-------- Excerpted data
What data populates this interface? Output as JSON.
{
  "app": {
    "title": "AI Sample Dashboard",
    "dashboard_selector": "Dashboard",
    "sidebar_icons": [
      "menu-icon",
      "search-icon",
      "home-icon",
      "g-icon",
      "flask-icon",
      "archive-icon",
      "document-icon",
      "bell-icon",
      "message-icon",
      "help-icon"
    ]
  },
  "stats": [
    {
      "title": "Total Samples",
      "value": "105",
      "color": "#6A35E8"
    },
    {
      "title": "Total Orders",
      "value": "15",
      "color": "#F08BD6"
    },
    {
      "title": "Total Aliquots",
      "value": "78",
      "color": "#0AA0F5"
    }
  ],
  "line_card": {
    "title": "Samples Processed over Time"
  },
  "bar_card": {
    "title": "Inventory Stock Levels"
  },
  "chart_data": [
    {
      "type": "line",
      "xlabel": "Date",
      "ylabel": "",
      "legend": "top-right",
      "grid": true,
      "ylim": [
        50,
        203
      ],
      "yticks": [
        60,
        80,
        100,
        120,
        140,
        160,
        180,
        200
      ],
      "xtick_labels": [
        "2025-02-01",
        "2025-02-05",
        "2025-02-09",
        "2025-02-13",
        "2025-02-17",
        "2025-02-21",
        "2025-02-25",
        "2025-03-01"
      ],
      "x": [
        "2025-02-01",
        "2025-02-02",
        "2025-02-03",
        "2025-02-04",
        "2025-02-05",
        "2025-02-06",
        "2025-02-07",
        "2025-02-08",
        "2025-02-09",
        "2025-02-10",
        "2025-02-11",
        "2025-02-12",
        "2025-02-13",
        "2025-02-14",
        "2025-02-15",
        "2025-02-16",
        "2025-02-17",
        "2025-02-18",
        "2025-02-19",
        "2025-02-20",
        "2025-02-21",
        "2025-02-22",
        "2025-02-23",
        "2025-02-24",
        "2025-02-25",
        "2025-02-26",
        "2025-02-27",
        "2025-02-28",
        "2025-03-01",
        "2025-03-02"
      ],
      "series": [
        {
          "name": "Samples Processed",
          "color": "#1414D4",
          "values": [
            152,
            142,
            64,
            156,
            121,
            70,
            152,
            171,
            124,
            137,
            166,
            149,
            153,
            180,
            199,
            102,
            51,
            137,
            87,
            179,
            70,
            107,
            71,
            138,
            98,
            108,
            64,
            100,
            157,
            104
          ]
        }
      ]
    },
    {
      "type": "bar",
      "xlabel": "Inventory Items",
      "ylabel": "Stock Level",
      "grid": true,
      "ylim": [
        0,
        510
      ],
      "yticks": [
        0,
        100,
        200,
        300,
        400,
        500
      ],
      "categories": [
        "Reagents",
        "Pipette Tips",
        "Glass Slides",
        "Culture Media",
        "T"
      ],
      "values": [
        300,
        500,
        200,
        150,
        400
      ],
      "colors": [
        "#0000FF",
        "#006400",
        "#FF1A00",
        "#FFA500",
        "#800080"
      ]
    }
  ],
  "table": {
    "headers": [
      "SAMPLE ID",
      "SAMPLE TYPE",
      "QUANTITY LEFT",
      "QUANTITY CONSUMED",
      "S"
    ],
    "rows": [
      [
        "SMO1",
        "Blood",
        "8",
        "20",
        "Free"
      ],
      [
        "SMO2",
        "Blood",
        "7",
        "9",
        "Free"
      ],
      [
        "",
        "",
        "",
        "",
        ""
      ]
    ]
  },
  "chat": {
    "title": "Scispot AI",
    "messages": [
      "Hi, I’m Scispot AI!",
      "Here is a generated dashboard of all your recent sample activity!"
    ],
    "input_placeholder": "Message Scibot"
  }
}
----------------
Using the data above, return each line exactly as written.

What data populates this interface? Output as JSON.
{
  "app": {
    "title": "AI Sample Dashboard",
    "dashboard_selector": "Dashboard",
    "sidebar_icons": [
      "menu-icon",
      "search-icon",
      "home-icon",
      "g-icon",
      "flask-icon",
      "archive-icon",
      "document-icon",
      "bell-icon",
      "message-icon",
      "help-icon"
    ]
  },
  "stats": [
    {
      "title": "Total Samples",
      "value": "105",
      "color": "#6A35E8"
    },
    {
      "title": "Total Orders",
      "value": "15",
      "color": "#F08BD6"
    },
    {
      "title": "Total Aliquots",
      "value": "78",
      "color": "#0AA0F5"
    }
  ],
  "line_card": {
    "title": "Samples Processed over Time"
  },
  "bar_card": {
    "title": "Inventory Stock Levels"
  },
  "chart_data": [
    {
      "type": "line",
      "xlabel": "Date",
      "ylabel": "",
      "legend": "top-right",
      "grid": true,
      "ylim": [
        50,
        203
      ],
      "yticks": [
        60,
        80,
        100,
        120,
        140,
        160,
        180,
        200
      ],
      "xtick_labels": [
        "2025-02-01",
        "2025-02-05",
        "2025-02-09",
        "2025-02-13",
        "2025-02-17",
        "2025-02-21",
        "2025-02-25",
        "2025-03-01"
      ],
      "x": [
        "2025-02-01",
        "2025-02-02",
        "2025-02-03",
        "2025-02-04",
        "2025-02-05",
        "2025-02-06",
        "2025-02-07",
        "2025-02-08",
        "2025-02-09",
        "2025-02-10",
        "2025-02-11",
        "2025-02-12",
        "2025-02-13",
        "2025-02-14",
        "2025-02-15",
        "2025-02-16",
        "2025-02-17",
        "2025-02-18",
        "2025-02-19",
        "2025-02-20",
        "2025-02-21",
        "2025-02-22",
        "2025-02-23",
        "2025-02-24",
        "2025-02-25",
        "2025-02-26",
        "2025-02-27",
        "2025-02-28",
        "2025-03-01",
        "2025-03-02"
      ],
      "series": [
        {
          "name": "Samples Processed",
          "color": "#1414D4",
          "values": [
            152,
            142,
            64,
            156,
            121,
            70,
            152,
            171,
            124,
            137,
            166,
            149,
            153,
            180,
            199,
            102,
            51,
            137,
            87,
            179,
            70,
            107,
            71,
            138,
            98,
            108,
            64,
            100,
            157,
            104
          ]
        }
      ]
    },
    {
      "type": "bar",
      "xlabel": "Inventory Items",
      "ylabel": "Stock Level",
      "grid": true,
      "ylim": [
        0,
        510
      ],
      "yticks": [
        0,
        100,
        200,
        300,
        400,
        500
      ],
      "categories": [
        "Reagents",
        "Pipette Tips",
        "Glass Slides",
        "Culture Media",
        "T"
      ],
      "values": [
        300,
        500,
        200,
        150,
        400
      ],
      "colors": [
        "#0000FF",
        "#006400",
        "#FF1A00",
        "#FFA500",
        "#800080"
      ]
    }
  ],
  "table": {
    "headers": [
      "SAMPLE ID",
      "SAMPLE TYPE",
      "QUANTITY LEFT",
      "QUANTITY CONSUMED",
      "S"
    ],
    "rows": [
      [
        "SMO1",
        "Blood",
        "8",
        "20",
        "Free"
      ],
      [
        "SMO2",
        "Blood",
        "7",
        "9",
        "Free"
      ],
      [
        "",
        "",
        "",
        "",
        ""
      ]
    ]
  },
  "chat": {
    "title": "Scispot AI",
    "messages": [
      "Hi, I’m Scispot AI!",
      "Here is a generated dashboard of all your recent sample activity!"
    ],
    "input_placeholder": "Message Scibot"
  }
}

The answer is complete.